— Begin Records for this exercise —

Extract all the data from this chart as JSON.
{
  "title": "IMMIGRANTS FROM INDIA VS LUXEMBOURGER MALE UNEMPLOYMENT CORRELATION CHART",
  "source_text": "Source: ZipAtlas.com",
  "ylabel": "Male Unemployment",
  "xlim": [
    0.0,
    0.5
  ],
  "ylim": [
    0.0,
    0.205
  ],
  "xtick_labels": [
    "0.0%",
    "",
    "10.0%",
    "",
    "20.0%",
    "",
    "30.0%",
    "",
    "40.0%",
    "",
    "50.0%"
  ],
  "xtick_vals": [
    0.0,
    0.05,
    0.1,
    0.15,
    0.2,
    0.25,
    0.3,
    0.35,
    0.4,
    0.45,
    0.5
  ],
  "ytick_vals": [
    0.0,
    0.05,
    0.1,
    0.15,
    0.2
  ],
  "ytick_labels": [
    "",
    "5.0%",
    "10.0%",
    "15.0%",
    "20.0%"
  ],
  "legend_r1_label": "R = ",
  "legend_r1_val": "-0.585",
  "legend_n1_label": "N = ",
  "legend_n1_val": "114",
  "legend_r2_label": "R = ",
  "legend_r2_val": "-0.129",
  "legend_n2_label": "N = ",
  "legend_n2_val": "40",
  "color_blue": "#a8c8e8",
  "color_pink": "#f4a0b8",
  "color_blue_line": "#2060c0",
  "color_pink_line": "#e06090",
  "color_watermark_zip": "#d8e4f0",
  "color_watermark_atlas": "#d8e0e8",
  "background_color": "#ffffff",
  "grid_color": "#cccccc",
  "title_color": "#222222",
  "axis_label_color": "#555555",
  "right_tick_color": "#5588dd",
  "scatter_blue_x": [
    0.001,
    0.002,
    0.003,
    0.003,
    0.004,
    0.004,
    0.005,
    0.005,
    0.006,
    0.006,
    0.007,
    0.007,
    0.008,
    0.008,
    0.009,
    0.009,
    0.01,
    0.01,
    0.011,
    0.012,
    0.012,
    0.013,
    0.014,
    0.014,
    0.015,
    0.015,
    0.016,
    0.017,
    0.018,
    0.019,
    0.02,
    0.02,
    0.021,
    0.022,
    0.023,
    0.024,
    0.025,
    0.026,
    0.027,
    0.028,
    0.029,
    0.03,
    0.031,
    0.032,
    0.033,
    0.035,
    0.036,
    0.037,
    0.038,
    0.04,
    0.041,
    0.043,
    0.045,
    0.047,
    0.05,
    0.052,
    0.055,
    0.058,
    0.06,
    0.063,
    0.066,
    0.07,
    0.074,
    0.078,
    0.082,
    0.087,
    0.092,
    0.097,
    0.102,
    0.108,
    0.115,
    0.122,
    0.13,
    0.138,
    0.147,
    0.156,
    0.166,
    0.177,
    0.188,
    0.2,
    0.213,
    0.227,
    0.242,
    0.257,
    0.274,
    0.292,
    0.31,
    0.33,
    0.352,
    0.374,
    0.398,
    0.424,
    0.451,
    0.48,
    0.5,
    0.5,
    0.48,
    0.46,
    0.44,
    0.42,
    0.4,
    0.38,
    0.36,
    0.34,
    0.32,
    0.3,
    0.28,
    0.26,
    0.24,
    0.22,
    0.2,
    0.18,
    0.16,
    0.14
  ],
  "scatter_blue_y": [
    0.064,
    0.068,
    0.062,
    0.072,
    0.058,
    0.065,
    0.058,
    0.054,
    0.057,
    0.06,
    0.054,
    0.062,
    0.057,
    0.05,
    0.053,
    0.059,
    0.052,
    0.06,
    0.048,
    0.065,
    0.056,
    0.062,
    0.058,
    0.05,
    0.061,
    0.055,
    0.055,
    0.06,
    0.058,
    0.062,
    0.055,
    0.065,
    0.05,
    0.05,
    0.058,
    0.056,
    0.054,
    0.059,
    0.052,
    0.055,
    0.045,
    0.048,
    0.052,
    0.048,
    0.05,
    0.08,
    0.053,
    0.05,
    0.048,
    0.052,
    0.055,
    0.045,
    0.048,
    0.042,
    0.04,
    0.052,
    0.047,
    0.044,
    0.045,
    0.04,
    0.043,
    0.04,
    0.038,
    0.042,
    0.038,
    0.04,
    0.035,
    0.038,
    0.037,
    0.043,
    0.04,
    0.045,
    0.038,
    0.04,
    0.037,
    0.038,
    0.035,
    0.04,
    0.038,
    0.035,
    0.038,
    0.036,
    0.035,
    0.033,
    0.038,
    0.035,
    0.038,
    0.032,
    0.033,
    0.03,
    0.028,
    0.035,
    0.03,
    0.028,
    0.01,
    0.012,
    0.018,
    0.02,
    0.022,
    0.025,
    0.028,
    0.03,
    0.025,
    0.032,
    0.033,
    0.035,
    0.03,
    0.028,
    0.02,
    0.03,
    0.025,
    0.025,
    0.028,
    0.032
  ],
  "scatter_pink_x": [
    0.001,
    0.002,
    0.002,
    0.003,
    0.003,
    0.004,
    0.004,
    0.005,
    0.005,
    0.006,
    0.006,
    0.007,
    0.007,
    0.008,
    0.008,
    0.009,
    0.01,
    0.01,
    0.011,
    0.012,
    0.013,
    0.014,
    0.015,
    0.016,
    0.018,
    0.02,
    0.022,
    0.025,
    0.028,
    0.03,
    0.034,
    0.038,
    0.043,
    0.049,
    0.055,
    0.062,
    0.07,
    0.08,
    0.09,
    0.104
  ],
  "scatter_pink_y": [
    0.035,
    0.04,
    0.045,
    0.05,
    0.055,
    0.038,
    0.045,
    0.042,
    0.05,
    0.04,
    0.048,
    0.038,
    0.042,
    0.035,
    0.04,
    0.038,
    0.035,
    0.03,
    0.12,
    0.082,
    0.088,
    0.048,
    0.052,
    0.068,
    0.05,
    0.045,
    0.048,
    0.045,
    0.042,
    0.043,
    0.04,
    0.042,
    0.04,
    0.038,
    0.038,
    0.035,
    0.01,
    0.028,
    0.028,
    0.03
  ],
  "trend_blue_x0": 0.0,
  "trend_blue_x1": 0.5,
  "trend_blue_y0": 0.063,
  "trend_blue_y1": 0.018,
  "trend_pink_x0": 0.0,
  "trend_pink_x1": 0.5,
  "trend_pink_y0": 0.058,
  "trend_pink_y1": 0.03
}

— End Records for this exercise —

The task: Output every entry shown above, exactly.

Correct response:
Extract all the data from this chart as JSON.
{
  "title": "IMMIGRANTS FROM INDIA VS LUXEMBOURGER MALE UNEMPLOYMENT CORRELATION CHART",
  "source_text": "Source: ZipAtlas.com",
  "ylabel": "Male Unemployment",
  "xlim": [
    0.0,
    0.5
  ],
  "ylim": [
    0.0,
    0.205
  ],
  "xtick_labels": [
    "0.0%",
    "",
    "10.0%",
    "",
    "20.0%",
    "",
    "30.0%",
    "",
    "40.0%",
    "",
    "50.0%"
  ],
  "xtick_vals": [
    0.0,
    0.05,
    0.1,
    0.15,
    0.2,
    0.25,
    0.3,
    0.35,
    0.4,
    0.45,
    0.5
  ],
  "ytick_vals": [
    0.0,
    0.05,
    0.1,
    0.15,
    0.2
  ],
  "ytick_labels": [
    "",
    "5.0%",
    "10.0%",
    "15.0%",
    "20.0%"
  ],
  "legend_r1_label": "R = ",
  "legend_r1_val": "-0.585",
  "legend_n1_label": "N = ",
  "legend_n1_val": "114",
  "legend_r2_label": "R = ",
  "legend_r2_val": "-0.129",
  "legend_n2_label": "N = ",
  "legend_n2_val": "40",
  "color_blue": "#a8c8e8",
  "color_pink": "#f4a0b8",
  "color_blue_line": "#2060c0",
  "color_pink_line": "#e06090",
  "color_watermark_zip": "#d8e4f0",
  "color_watermark_atlas": "#d8e0e8",
  "background_color": "#ffffff",
  "grid_color": "#cccccc",
  "title_color": "#222222",
  "axis_label_color": "#555555",
  "right_tick_color": "#5588dd",
  "scatter_blue_x": [
    0.001,
    0.002,
    0.003,
    0.003,
    0.004,
    0.004,
    0.005,
    0.005,
    0.006,
    0.006,
    0.007,
    0.007,
    0.008,
    0.008,
    0.009,
    0.009,
    0.01,
    0.01,
    0.011,
    0.012,
    0.012,
    0.013,
    0.014,
    0.014,
    0.015,
    0.015,
    0.016,
    0.017,
    0.018,
    0.019,
    0.02,
    0.02,
    0.021,
    0.022,
    0.023,
    0.024,
    0.025,
    0.026,
    0.027,
    0.028,
    0.029,
    0.03,
    0.031,
    0.032,
    0.033,
    0.035,
    0.036,
    0.037,
    0.038,
    0.04,
    0.041,
    0.043,
    0.045,
    0.047,
    0.05,
    0.052,
    0.055,
    0.058,
    0.06,
    0.063,
    0.066,
    0.07,
    0.074,
    0.078,
    0.082,
    0.087,
    0.092,
    0.097,
    0.102,
    0.108,
    0.115,
    0.122,
    0.13,
    0.138,
    0.147,
    0.156,
    0.166,
    0.177,
    0.188,
    0.2,
    0.213,
    0.227,
    0.242,
    0.257,
    0.274,
    0.292,
    0.31,
    0.33,
    0.352,
    0.374,
    0.398,
    0.424,
    0.451,
    0.48,
    0.5,
    0.5,
    0.48,
    0.46,
    0.44,
    0.42,
    0.4,
    0.38,
    0.36,
    0.34,
    0.32,
    0.3,
    0.28,
    0.26,
    0.24,
    0.22,
    0.2,
    0.18,
    0.16,
    0.14
  ],
  "scatter_blue_y": [
    0.064,
    0.068,
    0.062,
    0.072,
    0.058,
    0.065,
    0.058,
    0.054,
    0.057,
    0.06,
    0.054,
    0.062,
    0.057,
    0.05,
    0.053,
    0.059,
    0.052,
    0.06,
    0.048,
    0.065,
    0.056,
    0.062,
    0.058,
    0.05,
    0.061,
    0.055,
    0.055,
    0.06,
    0.058,
    0.062,
    0.055,
    0.065,
    0.05,
    0.05,
    0.058,
    0.056,
    0.054,
    0.059,
    0.052,
    0.055,
    0.045,
    0.048,
    0.052,
    0.048,
    0.05,
    0.08,
    0.053,
    0.05,
    0.048,
    0.052,
    0.055,
    0.045,
    0.048,
    0.042,
    0.04,
    0.052,
    0.047,
    0.044,
    0.045,
    0.04,
    0.043,
    0.04,
    0.038,
    0.042,
    0.038,
    0.04,
    0.035,
    0.038,
    0.037,
    0.043,
    0.04,
    0.045,
    0.038,
    0.04,
    0.037,
    0.038,
    0.035,
    0.04,
    0.038,
    0.035,
    0.038,
    0.036,
    0.035,
    0.033,
    0.038,
    0.035,
    0.038,
    0.032,
    0.033,
    0.03,
    0.028,
    0.035,
    0.03,
    0.028,
    0.01,
    0.012,
    0.018,
    0.02,
    0.022,
    0.025,
    0.028,
    0.03,
    0.025,
    0.032,
    0.033,
    0.035,
    0.03,
    0.028,
    0.02,
    0.03,
    0.025,
    0.025,
    0.028,
    0.032
  ],
  "scatter_pink_x": [
    0.001,
    0.002,
    0.002,
    0.003,
    0.003,
    0.004,
    0.004,
    0.005,
    0.005,
    0.006,
    0.006,
    0.007,
    0.007,
    0.008,
    0.008,
    0.009,
    0.01,
    0.01,
    0.011,
    0.012,
    0.013,
    0.014,
    0.015,
    0.016,
    0.018,
    0.02,
    0.022,
    0.025,
    0.028,
    0.03,
    0.034,
    0.038,
    0.043,
    0.049,
    0.055,
    0.062,
    0.07,
    0.08,
    0.09,
    0.104
  ],
  "scatter_pink_y": [
    0.035,
    0.04,
    0.045,
    0.05,
    0.055,
    0.038,
    0.045,
    0.042,
    0.05,
    0.04,
    0.048,
    0.038,
    0.042,
    0.035,
    0.04,
    0.038,
    0.035,
    0.03,
    0.12,
    0.082,
    0.088,
    0.048,
    0.052,
    0.068,
    0.05,
    0.045,
    0.048,
    0.045,
    0.042,
    0.043,
    0.04,
    0.042,
    0.04,
    0.038,
    0.038,
    0.035,
    0.01,
    0.028,
    0.028,
    0.03
  ],
  "trend_blue_x0": 0.0,
  "trend_blue_x1": 0.5,
  "trend_blue_y0": 0.063,
  "trend_blue_y1": 0.018,
  "trend_pink_x0": 0.0,
  "trend_pink_x1": 0.5,
  "trend_pink_y0": 0.058,
  "trend_pink_y1": 0.03
}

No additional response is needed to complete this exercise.